**WORK INSTRUCTIONS**
Print the data exactly as it is given, please.

** begin RECORDS PROVIDED **

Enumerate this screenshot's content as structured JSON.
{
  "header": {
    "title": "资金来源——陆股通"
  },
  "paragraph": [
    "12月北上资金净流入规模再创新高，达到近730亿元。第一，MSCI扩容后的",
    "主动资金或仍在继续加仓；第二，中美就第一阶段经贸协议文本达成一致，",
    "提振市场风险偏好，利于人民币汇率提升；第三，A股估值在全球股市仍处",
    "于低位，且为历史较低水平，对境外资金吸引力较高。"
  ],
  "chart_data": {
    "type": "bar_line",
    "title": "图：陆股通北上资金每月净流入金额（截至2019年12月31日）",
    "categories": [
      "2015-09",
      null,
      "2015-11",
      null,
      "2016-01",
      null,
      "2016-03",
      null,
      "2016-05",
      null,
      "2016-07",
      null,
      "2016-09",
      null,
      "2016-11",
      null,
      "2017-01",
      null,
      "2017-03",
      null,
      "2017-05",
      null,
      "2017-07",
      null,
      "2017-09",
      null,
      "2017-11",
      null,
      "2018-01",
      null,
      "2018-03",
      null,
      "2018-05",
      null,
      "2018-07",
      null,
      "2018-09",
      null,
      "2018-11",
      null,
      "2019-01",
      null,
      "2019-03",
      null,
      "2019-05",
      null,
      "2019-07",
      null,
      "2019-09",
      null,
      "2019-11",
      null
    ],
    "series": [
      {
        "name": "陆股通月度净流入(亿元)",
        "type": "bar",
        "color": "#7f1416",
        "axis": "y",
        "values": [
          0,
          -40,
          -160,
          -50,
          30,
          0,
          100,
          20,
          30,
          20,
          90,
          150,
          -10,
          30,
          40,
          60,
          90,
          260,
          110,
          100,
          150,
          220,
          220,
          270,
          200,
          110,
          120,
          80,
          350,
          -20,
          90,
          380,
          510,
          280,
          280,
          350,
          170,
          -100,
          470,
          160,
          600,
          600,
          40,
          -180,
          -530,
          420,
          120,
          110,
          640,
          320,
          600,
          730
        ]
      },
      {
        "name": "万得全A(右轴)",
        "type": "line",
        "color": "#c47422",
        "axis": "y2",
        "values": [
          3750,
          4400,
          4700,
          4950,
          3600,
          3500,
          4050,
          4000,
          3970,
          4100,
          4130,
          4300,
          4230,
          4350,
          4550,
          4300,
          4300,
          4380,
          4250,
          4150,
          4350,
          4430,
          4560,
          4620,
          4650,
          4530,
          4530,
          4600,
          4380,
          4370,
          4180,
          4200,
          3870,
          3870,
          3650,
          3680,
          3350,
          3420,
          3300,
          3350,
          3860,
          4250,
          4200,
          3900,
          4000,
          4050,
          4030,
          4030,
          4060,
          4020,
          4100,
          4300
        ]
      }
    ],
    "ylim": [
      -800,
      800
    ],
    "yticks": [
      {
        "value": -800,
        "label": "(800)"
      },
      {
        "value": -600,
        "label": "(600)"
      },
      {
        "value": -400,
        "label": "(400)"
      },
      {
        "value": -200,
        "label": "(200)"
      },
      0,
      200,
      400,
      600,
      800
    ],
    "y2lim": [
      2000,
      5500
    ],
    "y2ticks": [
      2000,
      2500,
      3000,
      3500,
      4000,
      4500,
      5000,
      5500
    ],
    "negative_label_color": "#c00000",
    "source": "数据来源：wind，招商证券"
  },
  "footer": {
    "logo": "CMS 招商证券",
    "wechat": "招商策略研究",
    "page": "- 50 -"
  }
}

** end RECORDS PROVIDED **

**TASK RESPONSE**
Enumerate this screenshot's content as structured JSON.
{
  "header": {
    "title": "资金来源——陆股通"
  },
  "paragraph": [
    "12月北上资金净流入规模再创新高，达到近730亿元。第一，MSCI扩容后的",
    "主动资金或仍在继续加仓；第二，中美就第一阶段经贸协议文本达成一致，",
    "提振市场风险偏好，利于人民币汇率提升；第三，A股估值在全球股市仍处",
    "于低位，且为历史较低水平，对境外资金吸引力较高。"
  ],
  "chart_data": {
    "type": "bar_line",
    "title": "图：陆股通北上资金每月净流入金额（截至2019年12月31日）",
    "categories": [
      "2015-09",
      null,
      "2015-11",
      null,
      "2016-01",
      null,
      "2016-03",
      null,
      "2016-05",
      null,
      "2016-07",
      null,
      "2016-09",
      null,
      "2016-11",
      null,
      "2017-01",
      null,
      "2017-03",
      null,
      "2017-05",
      null,
      "2017-07",
      null,
      "2017-09",
      null,
      "2017-11",
      null,
      "2018-01",
      null,
      "2018-03",
      null,
      "2018-05",
      null,
      "2018-07",
      null,
      "2018-09",
      null,
      "2018-11",
      null,
      "2019-01",
      null,
      "2019-03",
      null,
      "2019-05",
      null,
      "2019-07",
      null,
      "2019-09",
      null,
      "2019-11",
      null
    ],
    "series": [
      {
        "name": "陆股通月度净流入(亿元)",
        "type": "bar",
        "color": "#7f1416",
        "axis": "y",
        "values": [
          0,
          -40,
          -160,
          -50,
          30,
          0,
          100,
          20,
          30,
          20,
          90,
          150,
          -10,
          30,
          40,
          60,
          90,
          260,
          110,
          100,
          150,
          220,
          220,
          270,
          200,
          110,
          120,
          80,
          350,
          -20,
          90,
          380,
          510,
          280,
          280,
          350,
          170,
          -100,
          470,
          160,
          600,
          600,
          40,
          -180,
          -530,
          420,
          120,
          110,
          640,
          320,
          600,
          730
        ]
      },
      {
        "name": "万得全A(右轴)",
        "type": "line",
        "color": "#c47422",
        "axis": "y2",
        "values": [
          3750,
          4400,
          4700,
          4950,
          3600,
          3500,
          4050,
          4000,
          3970,
          4100,
          4130,
          4300,
          4230,
          4350,
          4550,
          4300,
          4300,
          4380,
          4250,
          4150,
          4350,
          4430,
          4560,
          4620,
          4650,
          4530,
          4530,
          4600,
          4380,
          4370,
          4180,
          4200,
          3870,
          3870,
          3650,
          3680,
          3350,
          3420,
          3300,
          3350,
          3860,
          4250,
          4200,
          3900,
          4000,
          4050,
          4030,
          4030,
          4060,
          4020,
          4100,
          4300
        ]
      }
    ],
    "ylim": [
      -800,
      800
    ],
    "yticks": [
      {
        "value": -800,
        "label": "(800)"
      },
      {
        "value": -600,
        "label": "(600)"
      },
      {
        "value": -400,
        "label": "(400)"
      },
      {
        "value": -200,
        "label": "(200)"
      },
      0,
      200,
      400,
      600,
      800
    ],
    "y2lim": [
      2000,
      5500
    ],
    "y2ticks": [
      2000,
      2500,
      3000,
      3500,
      4000,
      4500,
      5000,
      5500
    ],
    "negative_label_color": "#c00000",
    "source": "数据来源：wind，招商证券"
  },
  "footer": {
    "logo": "CMS 招商证券",
    "wechat": "招商策略研究",
    "page": "- 50 -"
  }
}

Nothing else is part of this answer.